▶ [DIRECTIVE]:
Return every line below in which "JSON" appears.

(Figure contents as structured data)

________________________

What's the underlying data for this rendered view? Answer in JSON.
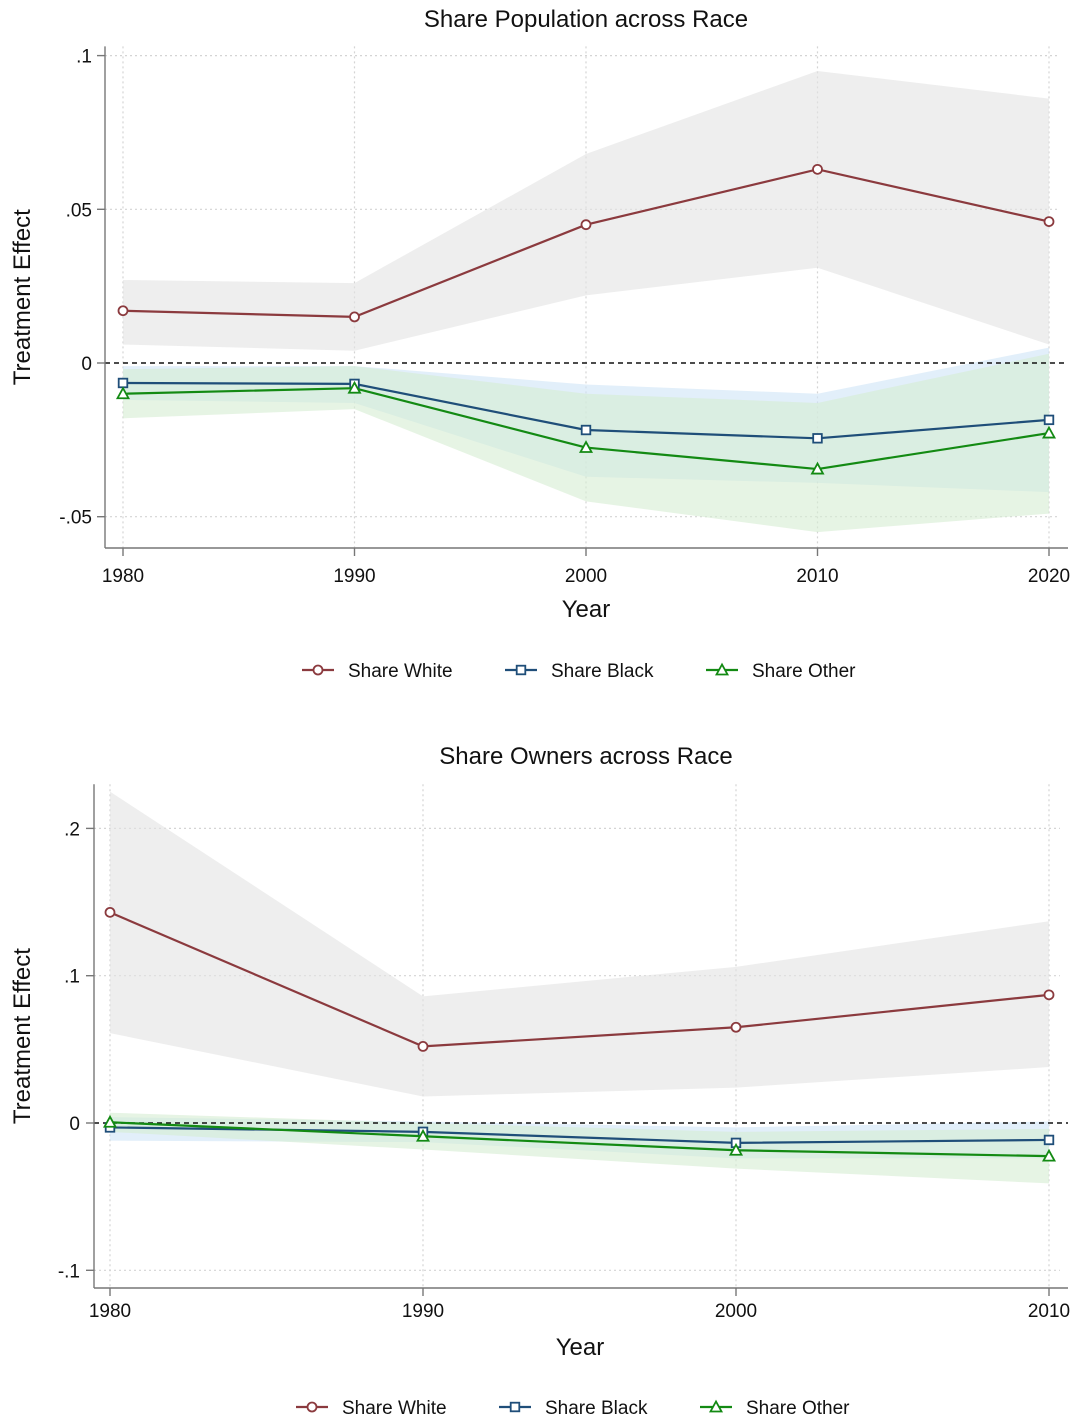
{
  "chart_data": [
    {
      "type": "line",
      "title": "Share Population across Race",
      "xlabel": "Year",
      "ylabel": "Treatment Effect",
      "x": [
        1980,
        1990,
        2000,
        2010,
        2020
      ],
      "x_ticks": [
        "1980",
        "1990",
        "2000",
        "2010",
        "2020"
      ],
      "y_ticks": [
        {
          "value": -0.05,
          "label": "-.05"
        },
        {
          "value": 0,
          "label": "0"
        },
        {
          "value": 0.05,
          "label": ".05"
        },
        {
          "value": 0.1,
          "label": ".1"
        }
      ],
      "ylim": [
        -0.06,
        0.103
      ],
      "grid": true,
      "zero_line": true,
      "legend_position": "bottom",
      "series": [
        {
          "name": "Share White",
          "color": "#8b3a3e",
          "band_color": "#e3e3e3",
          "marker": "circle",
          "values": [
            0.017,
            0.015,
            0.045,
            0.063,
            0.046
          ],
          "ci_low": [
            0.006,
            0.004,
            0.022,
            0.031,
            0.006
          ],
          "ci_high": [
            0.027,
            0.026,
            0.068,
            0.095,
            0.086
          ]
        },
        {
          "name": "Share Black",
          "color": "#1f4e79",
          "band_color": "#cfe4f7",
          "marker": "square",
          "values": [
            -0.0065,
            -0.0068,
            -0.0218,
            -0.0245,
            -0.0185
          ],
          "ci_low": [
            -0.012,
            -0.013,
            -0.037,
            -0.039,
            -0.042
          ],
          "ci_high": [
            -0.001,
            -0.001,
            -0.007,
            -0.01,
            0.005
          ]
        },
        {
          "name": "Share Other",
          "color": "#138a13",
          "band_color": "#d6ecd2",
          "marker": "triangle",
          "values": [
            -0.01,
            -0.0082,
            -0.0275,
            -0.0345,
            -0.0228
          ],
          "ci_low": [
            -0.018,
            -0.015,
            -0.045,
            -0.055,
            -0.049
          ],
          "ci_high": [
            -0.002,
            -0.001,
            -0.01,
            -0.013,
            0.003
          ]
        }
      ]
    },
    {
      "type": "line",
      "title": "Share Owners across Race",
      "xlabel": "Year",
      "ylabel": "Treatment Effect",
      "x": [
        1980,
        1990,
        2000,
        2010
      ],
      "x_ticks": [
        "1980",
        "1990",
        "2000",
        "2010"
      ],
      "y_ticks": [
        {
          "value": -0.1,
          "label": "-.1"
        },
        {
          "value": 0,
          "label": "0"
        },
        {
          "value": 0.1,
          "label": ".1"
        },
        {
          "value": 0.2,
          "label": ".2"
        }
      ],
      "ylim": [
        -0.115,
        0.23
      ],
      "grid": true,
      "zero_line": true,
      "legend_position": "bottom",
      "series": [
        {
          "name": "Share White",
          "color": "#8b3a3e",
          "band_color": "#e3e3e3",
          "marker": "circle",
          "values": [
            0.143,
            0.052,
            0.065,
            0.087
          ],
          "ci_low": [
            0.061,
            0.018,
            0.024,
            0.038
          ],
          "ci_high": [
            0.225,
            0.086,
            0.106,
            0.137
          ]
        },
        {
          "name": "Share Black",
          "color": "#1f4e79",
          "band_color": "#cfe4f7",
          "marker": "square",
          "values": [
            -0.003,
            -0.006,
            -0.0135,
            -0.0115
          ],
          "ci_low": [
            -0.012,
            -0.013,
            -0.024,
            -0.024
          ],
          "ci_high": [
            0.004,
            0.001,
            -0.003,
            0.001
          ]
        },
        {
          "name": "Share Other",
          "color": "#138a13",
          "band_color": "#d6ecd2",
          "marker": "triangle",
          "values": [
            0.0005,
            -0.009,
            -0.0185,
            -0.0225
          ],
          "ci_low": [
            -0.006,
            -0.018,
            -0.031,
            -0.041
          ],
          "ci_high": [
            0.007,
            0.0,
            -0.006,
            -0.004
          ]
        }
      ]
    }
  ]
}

________________________

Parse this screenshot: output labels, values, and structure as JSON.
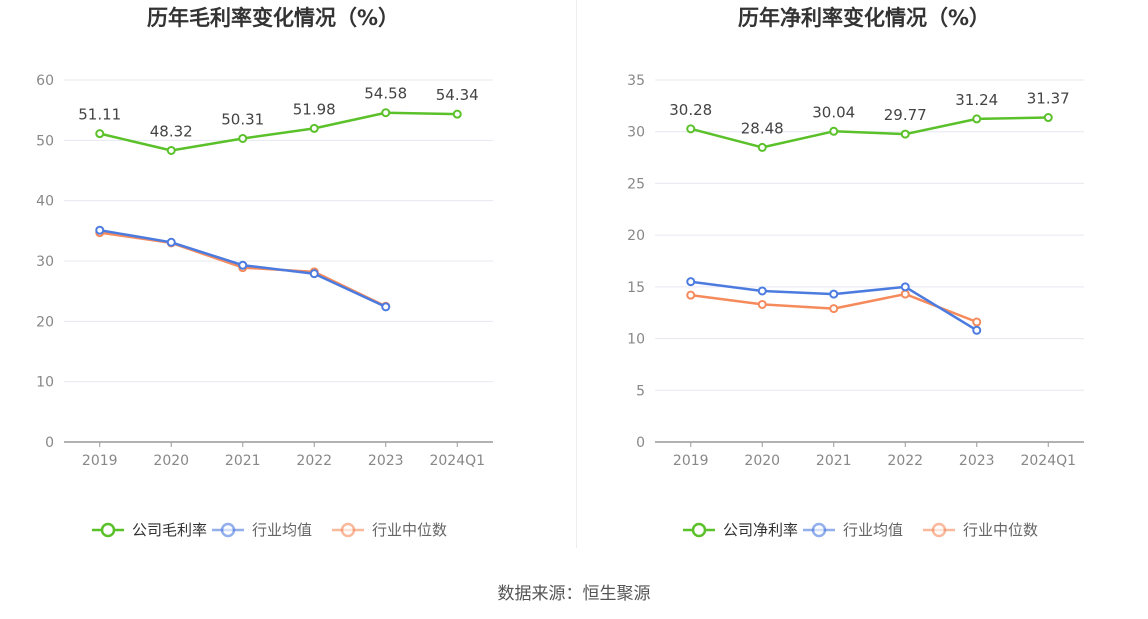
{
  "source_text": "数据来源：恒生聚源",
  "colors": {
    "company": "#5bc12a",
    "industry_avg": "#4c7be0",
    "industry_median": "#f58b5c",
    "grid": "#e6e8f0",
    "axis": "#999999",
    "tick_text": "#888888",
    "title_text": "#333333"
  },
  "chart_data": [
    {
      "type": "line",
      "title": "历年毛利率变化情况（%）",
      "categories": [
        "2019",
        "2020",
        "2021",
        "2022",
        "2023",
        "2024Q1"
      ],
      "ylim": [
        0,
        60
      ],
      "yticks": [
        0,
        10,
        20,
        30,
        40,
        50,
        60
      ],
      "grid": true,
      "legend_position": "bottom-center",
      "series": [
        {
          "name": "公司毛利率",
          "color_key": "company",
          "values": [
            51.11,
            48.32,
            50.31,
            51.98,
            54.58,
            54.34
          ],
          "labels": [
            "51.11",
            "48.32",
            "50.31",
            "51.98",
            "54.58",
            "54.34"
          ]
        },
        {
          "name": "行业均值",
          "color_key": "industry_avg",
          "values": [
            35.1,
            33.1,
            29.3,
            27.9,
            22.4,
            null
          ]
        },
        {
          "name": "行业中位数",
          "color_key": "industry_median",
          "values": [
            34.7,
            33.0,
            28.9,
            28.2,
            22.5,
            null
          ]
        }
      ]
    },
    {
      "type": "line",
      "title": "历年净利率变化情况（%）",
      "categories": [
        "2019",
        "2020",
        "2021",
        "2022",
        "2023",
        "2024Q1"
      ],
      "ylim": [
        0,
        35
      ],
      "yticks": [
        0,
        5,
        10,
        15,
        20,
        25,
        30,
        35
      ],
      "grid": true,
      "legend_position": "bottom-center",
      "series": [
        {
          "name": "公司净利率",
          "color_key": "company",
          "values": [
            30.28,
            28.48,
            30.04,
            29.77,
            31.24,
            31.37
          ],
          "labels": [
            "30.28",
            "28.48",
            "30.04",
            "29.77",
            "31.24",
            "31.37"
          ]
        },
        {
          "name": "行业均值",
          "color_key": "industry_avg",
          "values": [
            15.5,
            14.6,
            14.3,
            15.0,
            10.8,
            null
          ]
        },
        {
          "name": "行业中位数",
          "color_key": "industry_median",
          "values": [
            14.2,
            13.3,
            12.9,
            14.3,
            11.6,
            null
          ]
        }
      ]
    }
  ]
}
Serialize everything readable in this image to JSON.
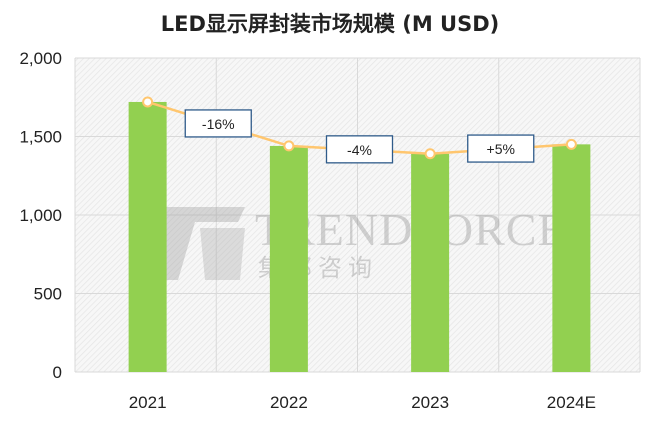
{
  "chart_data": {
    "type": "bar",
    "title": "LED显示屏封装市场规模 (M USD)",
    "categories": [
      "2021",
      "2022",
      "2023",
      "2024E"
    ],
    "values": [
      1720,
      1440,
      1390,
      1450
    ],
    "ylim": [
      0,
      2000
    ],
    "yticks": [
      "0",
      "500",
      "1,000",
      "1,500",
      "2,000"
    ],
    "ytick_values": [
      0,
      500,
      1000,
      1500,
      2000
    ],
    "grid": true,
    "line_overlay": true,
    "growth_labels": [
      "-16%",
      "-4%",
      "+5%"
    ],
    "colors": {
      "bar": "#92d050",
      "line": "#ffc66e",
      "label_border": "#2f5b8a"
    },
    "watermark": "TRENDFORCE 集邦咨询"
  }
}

________________________

▶ [SOLVED EXERCISE]:
What's the underlying data for this rendered view? Answer in JSON.
Parse this screenshot: output labels, values, and structure as JSON.
Serialize everything readable in this image to JSON.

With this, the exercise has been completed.